• _Extracted records_:
--- begin ---
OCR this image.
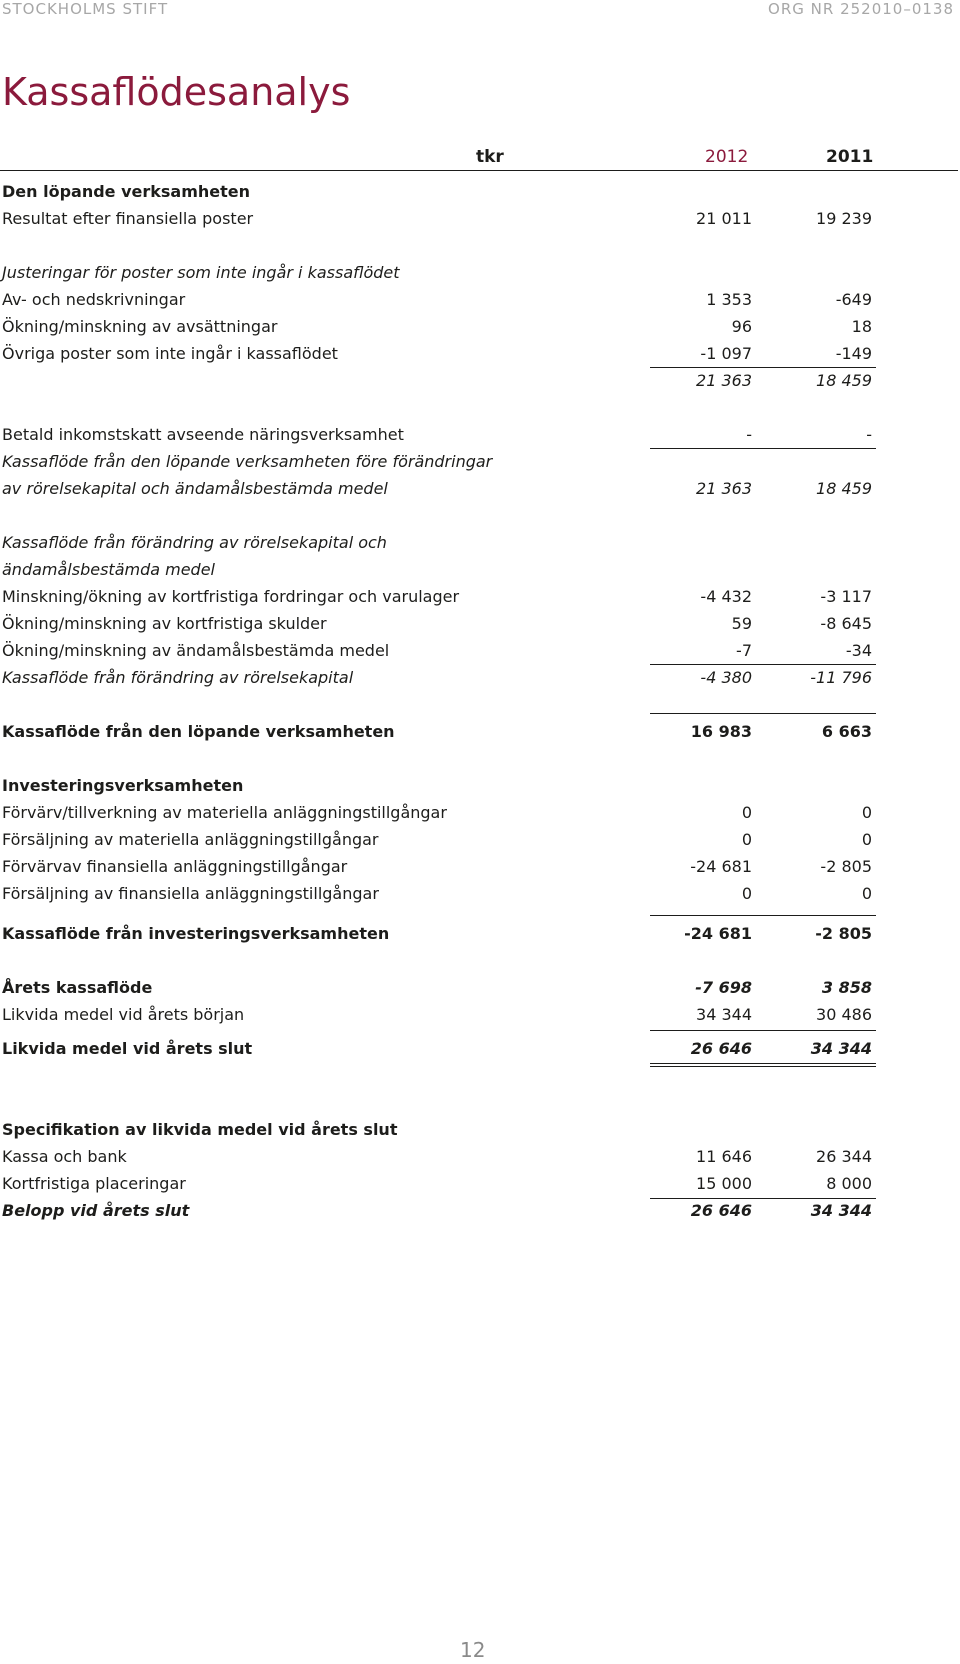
STOCKHOLMS STIFT	ORG NR 252010–0138
Kassaflödesanalys
tkr	2012	2011
Den löpande verksamheten
Resultat efter finansiella poster	21 011	19 239
Justeringar för poster som inte ingår i kassaflödet
Av- och nedskrivningar	1 353	-649
Ökning/minskning av avsättningar	96	18
Övriga poster som inte ingår i kassaflödet	-1 097	-149
21 363	18 459
Betald inkomstskatt avseende näringsverksamhet	-	-
Kassaflöde från den löpande verksamheten före förändringar
av rörelsekapital och ändamålsbestämda medel	21 363	18 459
Kassaflöde från förändring av rörelsekapital och
ändamålsbestämda medel
Minskning/ökning av kortfristiga fordringar och varulager	-4 432	-3 117
Ökning/minskning av kortfristiga skulder	59	-8 645
Ökning/minskning av ändamålsbestämda medel	-7	-34
Kassaflöde från förändring av rörelsekapital	-4 380	-11 796
Kassaflöde från den löpande verksamheten	16 983	6 663
Investeringsverksamheten
Förvärv/tillverkning av materiella anläggningstillgångar	0	0
Försäljning av materiella anläggningstillgångar	0	0
Förvärvav finansiella anläggningstillgångar	-24 681	-2 805
Försäljning av finansiella anläggningstillgångar	0	0
Kassaflöde från investeringsverksamheten	-24 681	-2 805
Årets kassaflöde	-7 698	3 858
Likvida medel vid årets början	34 344	30 486
Likvida medel vid årets slut	26 646	34 344
Specifikation av likvida medel vid årets slut
Kassa och bank	11 646	26 344
Kortfristiga placeringar	15 000	8 000
Belopp vid årets slut	26 646	34 344
12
--- end ---
• _Goal of the exercise_: Show all lines in the entries above where the string "inte" appears.

• _Final result_:
Justeringar för poster som inte ingår i kassaflödet
Övriga poster som inte ingår i kassaflödet	-1 097	-149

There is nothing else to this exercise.